--- START OF LISTED RECORDS ---

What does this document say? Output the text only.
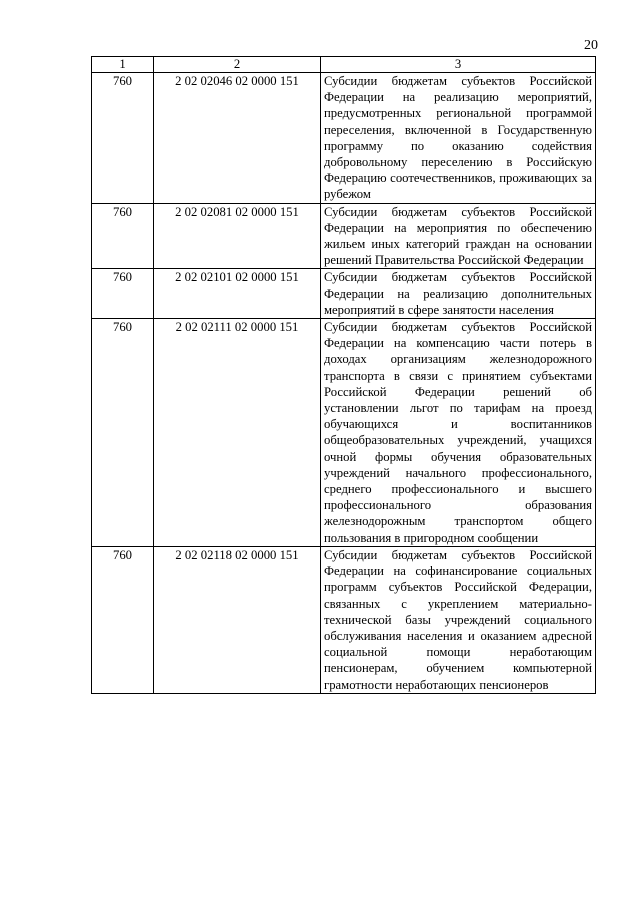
20
1	2	3
760	2 02 02046 02 0000 151	Субсидии бюджетам субъектов Российской Федерации на реализацию мероприятий, предусмотренных региональной программой переселения, включенной в Государственную программу по оказанию содействия добровольному переселению в Российскую Федерацию соотечественников, проживающих за рубежом
760	2 02 02081 02 0000 151	Субсидии бюджетам субъектов Российской Федерации на мероприятия по обеспечению жильем иных категорий граждан на основании решений Правительства Российской Федерации
760	2 02 02101 02 0000 151	Субсидии бюджетам субъектов Российской Федерации на реализацию дополнительных мероприятий в сфере занятости населения
760	2 02 02111 02 0000 151	Субсидии бюджетам субъектов Российской Федерации на компенсацию части потерь в доходах организациям железнодорожного транспорта в связи с принятием субъектами Российской Федерации решений об установлении льгот по тарифам на проезд обучающихся и воспитанников общеобразовательных учреждений, учащихся очной формы обучения образовательных учреждений начального профессионального, среднего профессионального и высшего профессионального образования железнодорожным транспортом общего пользования в пригородном сообщении
760	2 02 02118 02 0000 151	Субсидии бюджетам субъектов Российской Федерации на софинансирование социальных программ субъектов Российской Федерации, связанных с укреплением материально-технической базы учреждений социального обслуживания населения и оказанием адресной социальной помощи неработающим пенсионерам, обучением компьютерной грамотности неработающих пенсионеров
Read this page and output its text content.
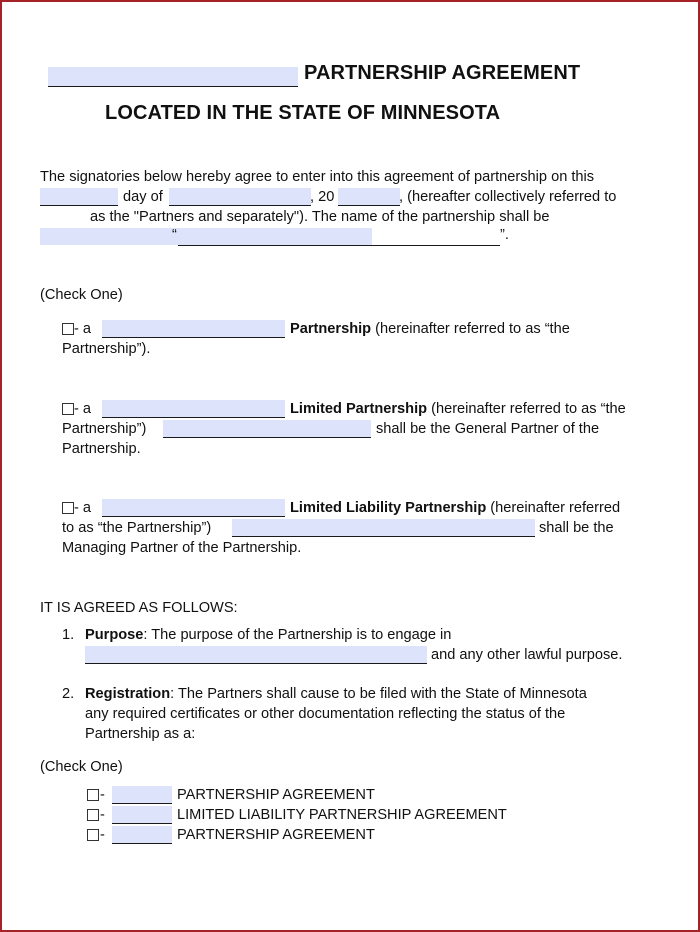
PARTNERSHIP AGREEMENT
LOCATED IN THE STATE OF MINNESOTA
The signatories below hereby agree to enter into this agreement of partnership on this
day of	, 20	, (hereafter collectively referred to
as the "Partners and separately"). The name of the partnership shall be
“	”.
(Check One)
- a	Partnership (hereinafter referred to as “the
Partnership”).
- a	Limited Partnership (hereinafter referred to as “the
Partnership”)	shall be the General Partner of the
Partnership.
- a	Limited Liability Partnership (hereinafter referred
to as “the Partnership”)	shall be the
Managing Partner of the Partnership.
IT IS AGREED AS FOLLOWS:
1. Purpose: The purpose of the Partnership is to engage in
and any other lawful purpose.
2. Registration: The Partners shall cause to be filed with the State of Minnesota
any required certificates or other documentation reflecting the status of the
Partnership as a:
(Check One)
-	PARTNERSHIP AGREEMENT
-	LIMITED LIABILITY PARTNERSHIP AGREEMENT
-	PARTNERSHIP AGREEMENT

--- END OF LISTED RECORDS ---

● **THE EXERCISE**
Omit the images and transcribe all of the records above word for word.

● **EXERCISE ANSWER**
What does this document say? Output the text only.
20
1	2	3
760	2 02 02046 02 0000 151	Субсидии бюджетам субъектов Российской Федерации на реализацию мероприятий, предусмотренных региональной программой переселения, включенной в Государственную программу по оказанию содействия добровольному переселению в Российскую Федерацию соотечественников, проживающих за рубежом
760	2 02 02081 02 0000 151	Субсидии бюджетам субъектов Российской Федерации на мероприятия по обеспечению жильем иных категорий граждан на основании решений Правительства Российской Федерации
760	2 02 02101 02 0000 151	Субсидии бюджетам субъектов Российской Федерации на реализацию дополнительных мероприятий в сфере занятости населения
760	2 02 02111 02 0000 151	Субсидии бюджетам субъектов Российской Федерации на компенсацию части потерь в доходах организациям железнодорожного транспорта в связи с принятием субъектами Российской Федерации решений об установлении льгот по тарифам на проезд обучающихся и воспитанников общеобразовательных учреждений, учащихся очной формы обучения образовательных учреждений начального профессионального, среднего профессионального и высшего профессионального образования железнодорожным транспортом общего пользования в пригородном сообщении
760	2 02 02118 02 0000 151	Субсидии бюджетам субъектов Российской Федерации на софинансирование социальных программ субъектов Российской Федерации, связанных с укреплением материально-технической базы учреждений социального обслуживания населения и оказанием адресной социальной помощи неработающим пенсионерам, обучением компьютерной грамотности неработающих пенсионеров
Read this page and output its text content.
PARTNERSHIP AGREEMENT
LOCATED IN THE STATE OF MINNESOTA
The signatories below hereby agree to enter into this agreement of partnership on this
day of	, 20	, (hereafter collectively referred to
as the "Partners and separately"). The name of the partnership shall be
“	”.
(Check One)
- a	Partnership (hereinafter referred to as “the
Partnership”).
- a	Limited Partnership (hereinafter referred to as “the
Partnership”)	shall be the General Partner of the
Partnership.
- a	Limited Liability Partnership (hereinafter referred
to as “the Partnership”)	shall be the
Managing Partner of the Partnership.
IT IS AGREED AS FOLLOWS:
1. Purpose: The purpose of the Partnership is to engage in
and any other lawful purpose.
2. Registration: The Partners shall cause to be filed with the State of Minnesota
any required certificates or other documentation reflecting the status of the
Partnership as a:
(Check One)
-	PARTNERSHIP AGREEMENT
-	LIMITED LIABILITY PARTNERSHIP AGREEMENT
-	PARTNERSHIP AGREEMENT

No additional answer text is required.